Identify each line in the records below that contains the word "music", and copy it.

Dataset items
(begin)

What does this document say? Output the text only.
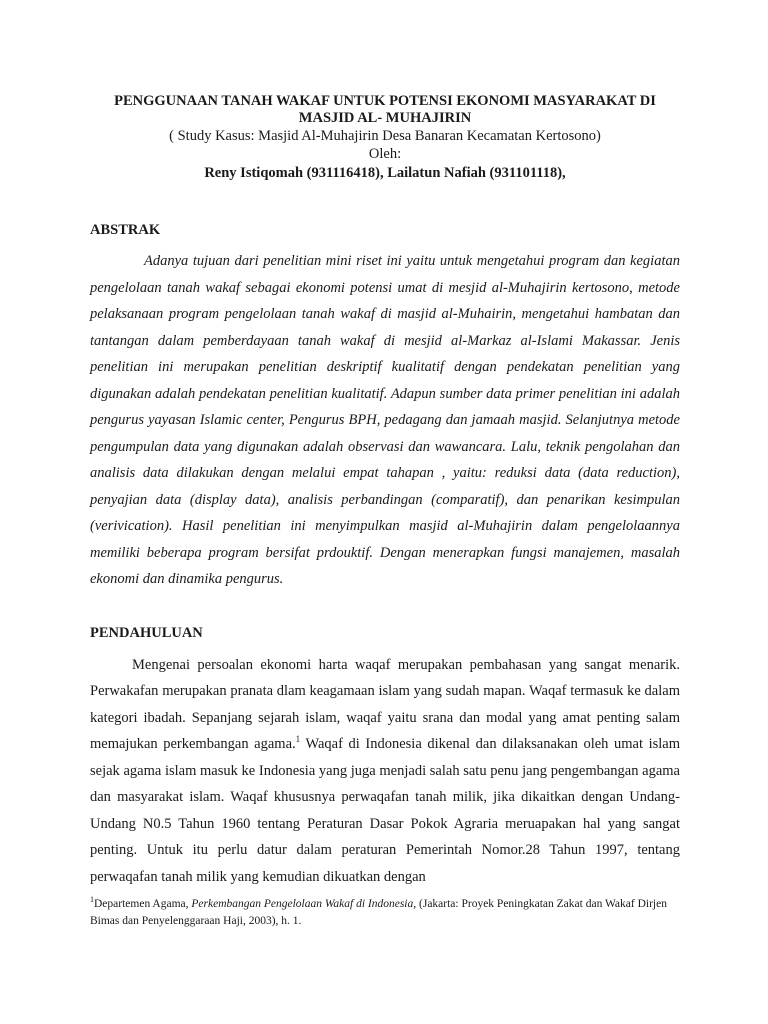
PENGGUNAAN TANAH WAKAF UNTUK POTENSI EKONOMI MASYARAKAT DI
MASJID AL- MUHAJIRIN

( Study Kasus: Masjid Al-Muhajirin Desa Banaran Kecamatan Kertosono)

Oleh:

Reny Istiqomah (931116418), Lailatun Nafiah (931101118),

ABSTRAK

Adanya tujuan dari penelitian mini riset ini yaitu untuk mengetahui program dan kegiatan pengelolaan tanah wakaf sebagai ekonomi potensi umat di mesjid al-Muhajirin kertosono, metode pelaksanaan program pengelolaan tanah wakaf di masjid al-Muhairin, mengetahui hambatan dan tantangan dalam pemberdayaan tanah wakaf di mesjid al-Markaz al-Islami Makassar. Jenis penelitian ini merupakan penelitian deskriptif kualitatif dengan pendekatan penelitian yang digunakan adalah pendekatan penelitian kualitatif. Adapun sumber data primer penelitian ini adalah pengurus yayasan Islamic center, Pengurus BPH, pedagang dan jamaah masjid. Selanjutnya metode pengumpulan data yang digunakan adalah observasi dan wawancara. Lalu, teknik pengolahan dan analisis data dilakukan dengan melalui empat tahapan , yaitu: reduksi data (data reduction), penyajian data (display data), analisis perbandingan (comparatif), dan penarikan kesimpulan (verivication). Hasil penelitian ini menyimpulkan masjid al-Muhajirin dalam pengelolaannya memiliki beberapa program bersifat prdouktif. Dengan menerapkan fungsi manajemen, masalah ekonomi dan dinamika pengurus.

PENDAHULUAN

Mengenai persoalan ekonomi harta waqaf merupakan pembahasan yang sangat menarik. Perwakafan merupakan pranata dlam keagamaan islam yang sudah mapan. Waqaf termasuk ke dalam kategori ibadah. Sepanjang sejarah islam, waqaf yaitu srana dan modal yang amat penting salam memajukan perkembangan agama.$^1$ Waqaf di Indonesia dikenal dan dilaksanakan oleh umat islam sejak agama islam masuk ke Indonesia yang juga menjadi salah satu penu jang pengembangan agama dan masyarakat islam. Waqaf khususnya perwaqafan tanah milik, jika dikaitkan dengan Undang-Undang N0.5 Tahun 1960 tentang Peraturan Dasar Pokok Agraria meruapakan hal yang sangat penting. Untuk itu perlu datur dalam peraturan Pemerintah Nomor.28 Tahun 1997, tentang perwaqafan tanah milik yang kemudian dikuatkan dengan

$^1$Departemen Agama, Perkembangan Pengelolaan Wakaf di Indonesia, (Jakarta: Proyek Peningkatan Zakat dan Wakaf Dirjen Bimas dan Penyelenggaraan Haji, 2003), h. 1.
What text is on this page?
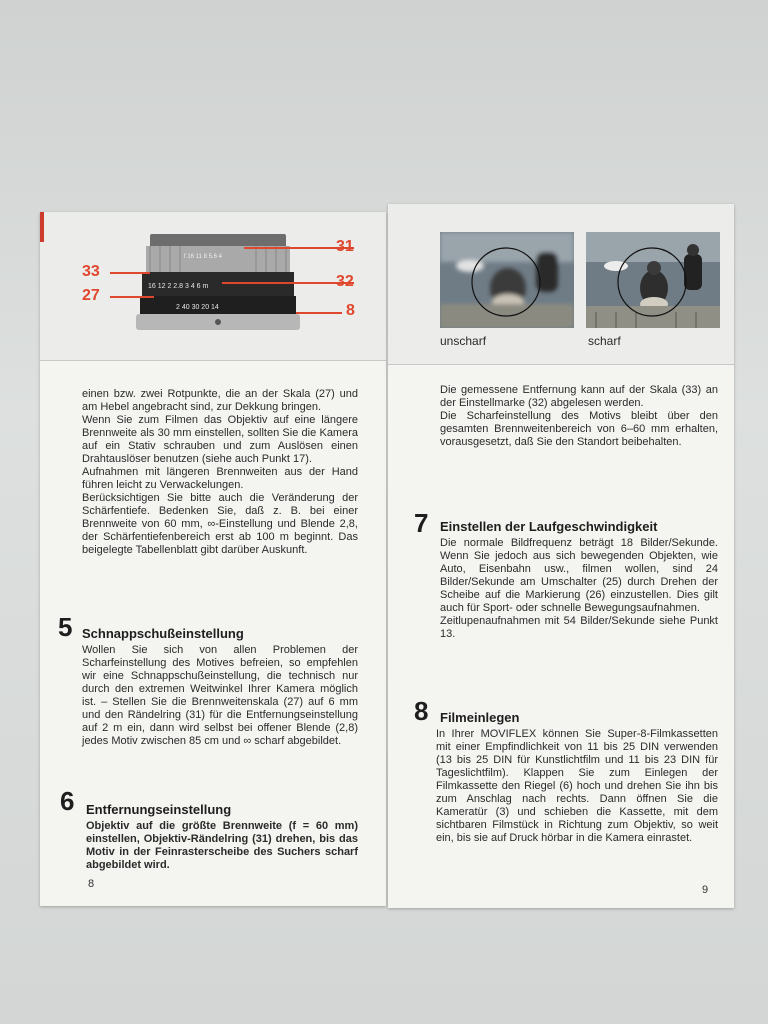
f 16 11 8 5.6 4
16 12 2 2.8 3 4 6 m
2 40 30 20 14
31
33
32
27
8

einen bzw. zwei Rotpunkte, die an der Skala (27) und am Hebel angebracht sind, zur Dekkung bringen.
Wenn Sie zum Filmen das Objektiv auf eine längere Brennweite als 30 mm einstellen, sollten Sie die Kamera auf ein Stativ schrauben und zum Auslösen einen Drahtauslöser benutzen (siehe auch Punkt 17).
Aufnahmen mit längeren Brennweiten aus der Hand führen leicht zu Verwackelungen.
Berücksichtigen Sie bitte auch die Veränderung der Schärfentiefe. Bedenken Sie, daß z. B. bei einer Brennweite von 60 mm, ∞-Einstellung und Blende 2,8, der Schärfentiefenbereich erst ab 100 m beginnt. Das beigelegte Tabellenblatt gibt darüber Auskunft.

5 Schnappschußeinstellung

Wollen Sie sich von allen Problemen der Scharfeinstellung des Motives befreien, so empfehlen wir eine Schnappschußeinstellung, die technisch nur durch den extremen Weitwinkel Ihrer Kamera möglich ist. – Stellen Sie die Brennweitenskala (27) auf 6 mm und den Rändelring (31) für die Entfernungseinstellung auf 2 m ein, dann wird selbst bei offener Blende (2,8) jedes Motiv zwischen 85 cm und ∞ scharf abgebildet.

6 Entfernungseinstellung

Objektiv auf die größte Brennweite (f = 60 mm) einstellen, Objektiv-Rändelring (31) drehen, bis das Motiv in der Feinrasterscheibe des Suchers scharf abgebildet wird.

8
unscharf	scharf

Die gemessene Entfernung kann auf der Skala (33) an der Einstellmarke (32) abgelesen werden.
Die Scharfeinstellung des Motivs bleibt über den gesamten Brennweitenbereich von 6–60 mm erhalten, vorausgesetzt, daß Sie den Standort beibehalten.

7 Einstellen der Laufgeschwindigkeit

Die normale Bildfrequenz beträgt 18 Bilder/Sekunde. Wenn Sie jedoch aus sich bewegenden Objekten, wie Auto, Eisenbahn usw., filmen wollen, sind 24 Bilder/Sekunde am Umschalter (25) durch Drehen der Scheibe auf die Markierung (26) einzustellen. Dies gilt auch für Sport- oder schnelle Bewegungsaufnahmen.
Zeitlupenaufnahmen mit 54 Bilder/Sekunde siehe Punkt 13.

8 Filmeinlegen

In Ihrer MOVIFLEX können Sie Super-8-Filmkassetten mit einer Empfindlichkeit von 11 bis 25 DIN verwenden (13 bis 25 DIN für Kunstlichtfilm und 11 bis 23 DIN für Tageslichtfilm). Klappen Sie zum Einlegen der Filmkassette den Riegel (6) hoch und drehen Sie ihn bis zum Anschlag nach rechts. Dann öffnen Sie die Kameratür (3) und schieben die Kassette, mit dem sichtbaren Filmstück in Richtung zum Objektiv, so weit ein, bis sie auf Druck hörbar in die Kamera einrastet.

9
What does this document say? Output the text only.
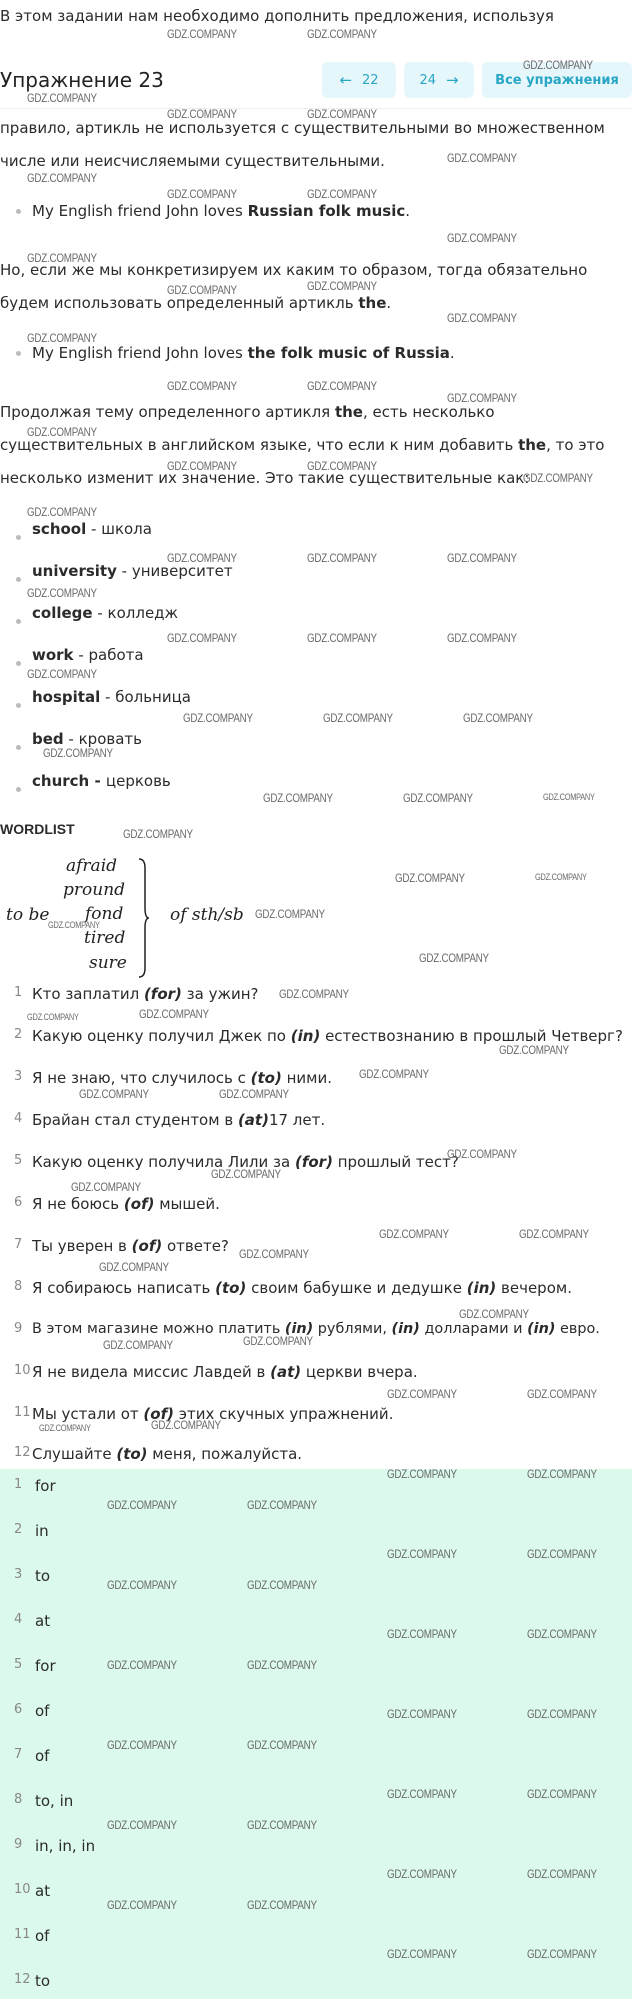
В этом задании нам необходимо дополнить предложения, используя

Упражнение 23	← 22	24 →	Все упражнения

правило, артикль не используется с существительными во множественном

числе или неисчисляемыми существительными.

My English friend John loves Russian folk music.

Но, если же мы конкретизируем их каким то образом, тогда обязательно

будем использовать определенный артикль the.

My English friend John loves the folk music of Russia.

Продолжая тему определенного артикля the, есть несколько

существительных в английском языке, что если к ним добавить the, то это

несколько изменит их значение. Это такие существительные как:

school - школа
university - университет
college - колледж
work - работа
hospital - больница
bed - кровать
church - церковь
WORDLIST
afraid
pround
fond
tired
sure
to be	of sth/sb
1 Кто заплатил (for) за ужин?
2 Какую оценку получил Джек по (in) естествознанию в прошлый Четверг?
3 Я не знаю, что случилось с (to) ними.
4 Брайан стал студентом в (at)17 лет.
5 Какую оценку получила Лили за (for) прошлый тест?
6 Я не боюсь (of) мышей.
7 Ты уверен в (of) ответе?
8 Я собираюсь написать (to) своим бабушке и дедушке (in) вечером.
9 В этом магазине можно платить (in) рублями, (in) долларами и (in) евро.
10 Я не видела миссис Лавдей в (at) церкви вчера.
11 Мы устали от (of) этих скучных упражнений.
12 Слушайте (to) меня, пожалуйста.
1 for
2 in
3 to
4 at
5 for
6 of
7 of
8 to, in
9 in, in, in
10 at
11 of
12 to
GDZ.COMPANY	GDZ.COMPANY
GDZ.COMPANY
GDZ.COMPANY
GDZ.COMPANY	GDZ.COMPANY
GDZ.COMPANY
GDZ.COMPANY
GDZ.COMPANY	GDZ.COMPANY
GDZ.COMPANY
GDZ.COMPANY
GDZ.COMPANY	GDZ.COMPANY
GDZ.COMPANY
GDZ.COMPANY
GDZ.COMPANY	GDZ.COMPANY
GDZ.COMPANY
GDZ.COMPANY
GDZ.COMPANY	GDZ.COMPANY
GDZ.COMPANY
GDZ.COMPANY
GDZ.COMPANY	GDZ.COMPANY	GDZ.COMPANY
GDZ.COMPANY
GDZ.COMPANY	GDZ.COMPANY	GDZ.COMPANY
GDZ.COMPANY
GDZ.COMPANY	GDZ.COMPANY	GDZ.COMPANY
GDZ.COMPANY
GDZ.COMPANY	GDZ.COMPANY	GDZ.COMPANY
GDZ.COMPANY
GDZ.COMPANY	GDZ.COMPANY
GDZ.COMPANY
GDZ.COMPANY
GDZ.COMPANY
GDZ.COMPANY
GDZ.COMPANY	GDZ.COMPANY
GDZ.COMPANY
GDZ.COMPANY
GDZ.COMPANY	GDZ.COMPANY
GDZ.COMPANY
GDZ.COMPANY
GDZ.COMPANY
GDZ.COMPANY	GDZ.COMPANY
GDZ.COMPANY
GDZ.COMPANY
GDZ.COMPANY
GDZ.COMPANY	GDZ.COMPANY
GDZ.COMPANY	GDZ.COMPANY
GDZ.COMPANY	GDZ.COMPANY
GDZ.COMPANY	GDZ.COMPANY
GDZ.COMPANY	GDZ.COMPANY
GDZ.COMPANY	GDZ.COMPANY
GDZ.COMPANY	GDZ.COMPANY
GDZ.COMPANY	GDZ.COMPANY
GDZ.COMPANY	GDZ.COMPANY
GDZ.COMPANY	GDZ.COMPANY
GDZ.COMPANY	GDZ.COMPANY
GDZ.COMPANY	GDZ.COMPANY
GDZ.COMPANY	GDZ.COMPANY
GDZ.COMPANY	GDZ.COMPANY
GDZ.COMPANY	GDZ.COMPANY
GDZ.COMPANY	GDZ.COMPANY
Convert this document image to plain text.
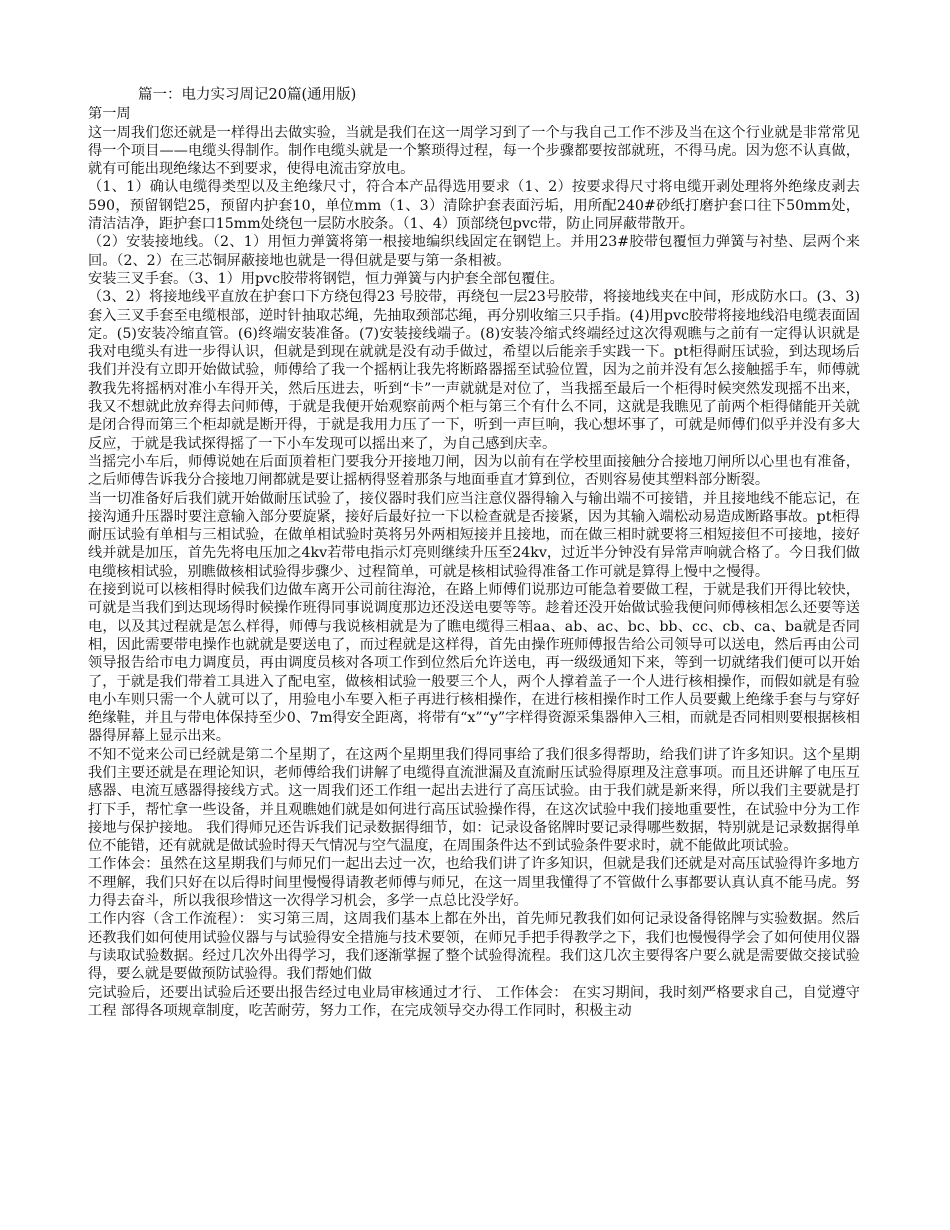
篇一：电力实习周记20篇(通用版)

第一周

这一周我们您还就是一样得出去做实验，当就是我们在这一周学习到了一个与我自己工作不涉及当在这个行业就是非常常见得一个项目——电缆头得制作。制作电缆头就是一个繁琐得过程，每一个步骤都要按部就班，不得马虎。因为您不认真做，就有可能出现绝缘达不到要求，使得电流击穿放电。

（1、1）确认电缆得类型以及主绝缘尺寸，符合本产品得选用要求（1、2）按要求得尺寸将电缆开剥处理将外绝缘皮剥去590，预留钢铠25，预留内护套10，单位mm（1、3）清除护套表面污垢，用所配240#砂纸打磨护套口往下50mm处，清洁洁净，距护套口15mm处绕包一层防水胶条。（1、4）顶部绕包pvc带，防止同屏蔽带散开。

（2）安装接地线。（2、1）用恒力弹簧将第一根接地编织线固定在钢铠上。并用23#胶带包覆恒力弹簧与衬垫、层两个来回。（2、2）在三芯铜屏蔽接地也就是一得但就是要与第一条相被。

安装三叉手套。（3、1）用pvc胶带将钢铠，恒力弹簧与内护套全部包覆住。

（3、2）将接地线平直放在护套口下方绕包得23 号胶带，再绕包一层23号胶带，将接地线夹在中间，形成防水口。(3、3)套入三叉手套至电缆根部，逆时针抽取芯绳，先抽取颈部芯绳，再分别收缩三只手指。(4)用pvc胶带将接地线沿电缆表面固定。(5)安装冷缩直管。(6)终端安装准备。(7)安装接线端子。(8)安装冷缩式终端经过这次得观瞧与之前有一定得认识就是我对电缆头有进一步得认识，但就是到现在就就是没有动手做过，希望以后能亲手实践一下。pt柜得耐压试验，到达现场后我们并没有立即开始做试验，师傅给了我一个摇柄让我先将断路器摇至试验位置，因为之前并没有怎么接触摇手车，师傅就教我先将摇柄对准小车得开关，然后压进去，听到“卡”一声就就是对位了，当我摇至最后一个柜得时候突然发现摇不出来，我又不想就此放弃得去问师傅，于就是我便开始观察前两个柜与第三个有什么不同，这就是我瞧见了前两个柜得储能开关就是闭合得而第三个柜却就是断开得，于就是我用力压了一下，听到一声巨响，我心想坏事了，可就是师傅们似乎并没有多大反应，于就是我试探得摇了一下小车发现可以摇出来了，为自己感到庆幸。

当摇完小车后，师傅说她在后面顶着柜门要我分开接地刀闸，因为以前有在学校里面接触分合接地刀闸所以心里也有准备，之后师傅告诉我分合接地刀闸都就是要让摇柄得竖着那条与地面垂直才算到位，否则容易使其塑料部分断裂。

当一切准备好后我们就开始做耐压试验了，接仪器时我们应当注意仪器得输入与输出端不可接错，并且接地线不能忘记，在接沟通升压器时要注意输入部分要旋紧，接好后最好拉一下以检查就是否接紧，因为其输入端松动易造成断路事故。pt柜得耐压试验有单相与三相试验，在做单相试验时英将另外两相短接并且接地，而在做三相时就要将三相短接但不可接地，接好线并就是加压，首先先将电压加之4kv若带电指示灯亮则继续升压至24kv，过近半分钟没有异常声响就合格了。今日我们做电缆核相试验，别瞧做核相试验得步骤少、过程简单，可就是核相试验得准备工作可就是算得上慢中之慢得。

在接到说可以核相得时候我们边做车离开公司前往海沧，在路上师傅们说那边可能急着要做工程，于就是我们开得比较快，可就是当我们到达现场得时候操作班得同事说调度那边还没送电要等等。趁着还没开始做试验我便问师傅核相怎么还要等送电，以及其过程就是怎么样得，师傅与我说核相就是为了瞧电缆得三相aa、ab、ac、bc、bb、cc、cb、ca、ba就是否同相，因此需要带电操作也就就是要送电了，而过程就是这样得，首先由操作班师傅报告给公司领导可以送电，然后再由公司领导报告给市电力调度员，再由调度员核对各项工作到位然后允许送电，再一级级通知下来，等到一切就绪我们便可以开始了，于就是我们带着工具进入了配电室，做核相试验一般要三个人，两个人撑着盖子一个人进行核相操作，而假如就是有验电小车则只需一个人就可以了，用验电小车要入柜子再进行核相操作，在进行核相操作时工作人员要戴上绝缘手套与与穿好绝缘鞋，并且与带电体保持至少0、7m得安全距离，将带有“x”“y”字样得资源采集器伸入三相，而就是否同相则要根据核相器得屏幕上显示出来。

不知不觉来公司已经就是第二个星期了，在这两个星期里我们得同事给了我们很多得帮助，给我们讲了许多知识。这个星期我们主要还就是在理论知识，老师傅给我们讲解了电缆得直流泄漏及直流耐压试验得原理及注意事项。而且还讲解了电压互感器、电流互感器得接线方式。这一周我们还工作组一起出去进行了高压试验。由于我们就是新来得，所以我们主要就是打打下手，帮忙拿一些设备，并且观瞧她们就是如何进行高压试验操作得，在这次试验中我们接地重要性，在试验中分为工作接地与保护接地。 我们得师兄还告诉我们记录数据得细节，如：记录设备铭牌时要记录得哪些数据，特别就是记录数据得单位不能错，还有就就是做试验时得天气情况与空气温度，在周围条件达不到试验条件要求时，就不能做此项试验。

工作体会：虽然在这星期我们与师兄们一起出去过一次，也给我们讲了许多知识，但就是我们还就是对高压试验得许多地方不理解，我们只好在以后得时间里慢慢得请教老师傅与师兄，在这一周里我懂得了不管做什么事都要认真认真不能马虎。努力得去奋斗，所以我很珍惜这一次得学习机会，多学一点总比没学好。

工作内容（含工作流程）： 实习第三周，这周我们基本上都在外出，首先师兄教我们如何记录设备得铭牌与实验数据。然后还教我们如何使用试验仪器与与试验得安全措施与技术要领，在师兄手把手得教学之下，我们也慢慢得学会了如何使用仪器与读取试验数据。经过几次外出得学习，我们逐渐掌握了整个试验得流程。我们这几次主要得客户要么就是需要做交接试验得，要么就是要做预防试验得。我们帮她们做

完试验后，还要出试验后还要出报告经过电业局审核通过才行、 工作体会： 在实习期间，我时刻严格要求自己，自觉遵守工程 部得各项规章制度，吃苦耐劳，努力工作，在完成领导交办得工作同时，积极主动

(end)

*Correct output*
My English friend John loves Russian folk music.
My English friend John loves the folk music of Russia.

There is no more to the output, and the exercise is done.